## Exercise directions:
Write out each line that follows exactly as it stands, without the pictures.

## Dataset excerpt:
◆ ◆ ◆ ◆ ◆
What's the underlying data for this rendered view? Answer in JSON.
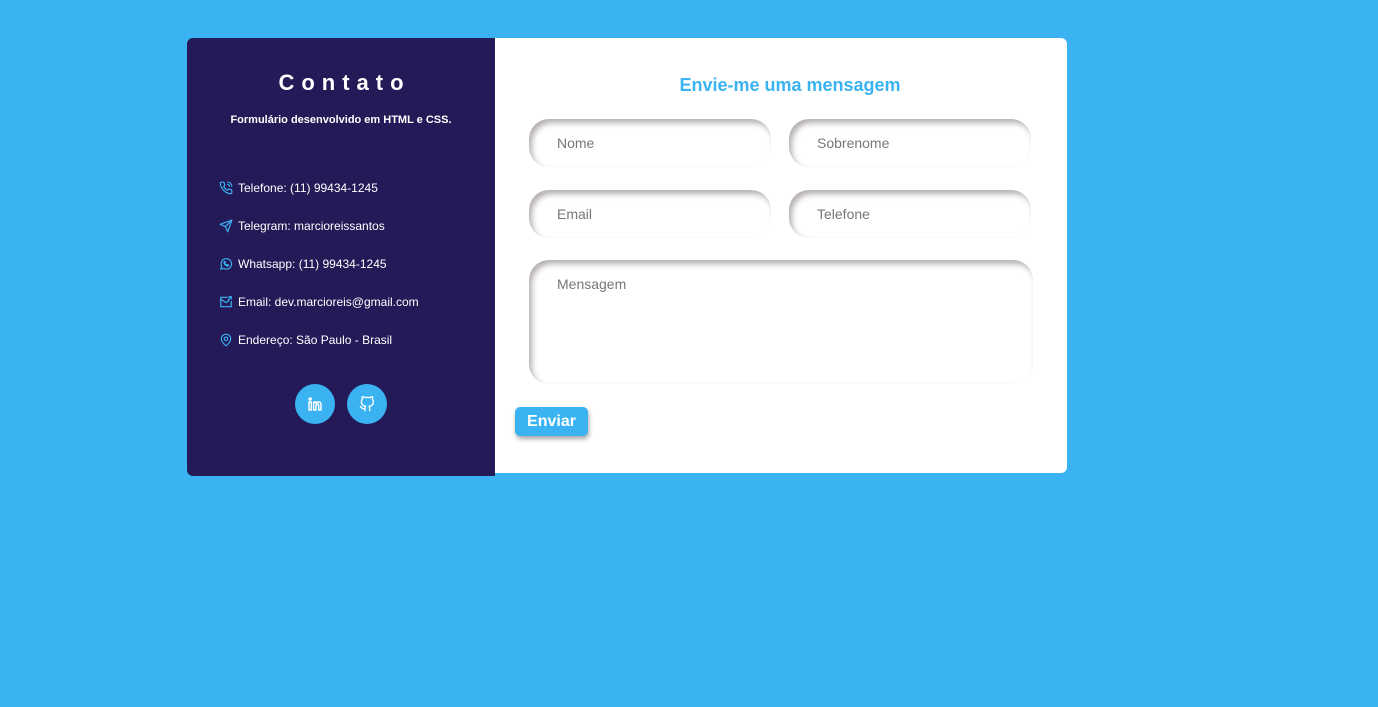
{
  "sidebar": {
    "title": "Contato",
    "subtitle": "Formulário desenvolvido em HTML e CSS.",
    "items": [
      {
        "icon": "phone-icon",
        "label": "Telefone: (11) 99434-1245"
      },
      {
        "icon": "telegram-icon",
        "label": "Telegram: marcioreissantos"
      },
      {
        "icon": "whatsapp-icon",
        "label": "Whatsapp: (11) 99434-1245"
      },
      {
        "icon": "mail-icon",
        "label": "Email: dev.marcioreis@gmail.com"
      },
      {
        "icon": "location-pin-icon",
        "label": "Endereço: São Paulo - Brasil"
      }
    ],
    "social": [
      {
        "icon": "linkedin-icon"
      },
      {
        "icon": "github-icon"
      }
    ]
  },
  "form": {
    "title": "Envie-me uma mensagem",
    "fields": {
      "nome": {
        "placeholder": "Nome",
        "value": ""
      },
      "sobrenome": {
        "placeholder": "Sobrenome",
        "value": ""
      },
      "email": {
        "placeholder": "Email",
        "value": ""
      },
      "telefone": {
        "placeholder": "Telefone",
        "value": ""
      },
      "mensagem": {
        "placeholder": "Mensagem",
        "value": ""
      }
    },
    "submit_label": "Enviar"
  },
  "colors": {
    "background": "#3bb3f2",
    "sidebar": "#231a57",
    "accent": "#3bb3f2",
    "panel": "#ffffff"
  }
}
◆ ◆ ◆ ◆ ◆
## The answer:
What's the underlying data for this rendered view? Answer in JSON.
{
  "sidebar": {
    "title": "Contato",
    "subtitle": "Formulário desenvolvido em HTML e CSS.",
    "items": [
      {
        "icon": "phone-icon",
        "label": "Telefone: (11) 99434-1245"
      },
      {
        "icon": "telegram-icon",
        "label": "Telegram: marcioreissantos"
      },
      {
        "icon": "whatsapp-icon",
        "label": "Whatsapp: (11) 99434-1245"
      },
      {
        "icon": "mail-icon",
        "label": "Email: dev.marcioreis@gmail.com"
      },
      {
        "icon": "location-pin-icon",
        "label": "Endereço: São Paulo - Brasil"
      }
    ],
    "social": [
      {
        "icon": "linkedin-icon"
      },
      {
        "icon": "github-icon"
      }
    ]
  },
  "form": {
    "title": "Envie-me uma mensagem",
    "fields": {
      "nome": {
        "placeholder": "Nome",
        "value": ""
      },
      "sobrenome": {
        "placeholder": "Sobrenome",
        "value": ""
      },
      "email": {
        "placeholder": "Email",
        "value": ""
      },
      "telefone": {
        "placeholder": "Telefone",
        "value": ""
      },
      "mensagem": {
        "placeholder": "Mensagem",
        "value": ""
      }
    },
    "submit_label": "Enviar"
  },
  "colors": {
    "background": "#3bb3f2",
    "sidebar": "#231a57",
    "accent": "#3bb3f2",
    "panel": "#ffffff"
  }
}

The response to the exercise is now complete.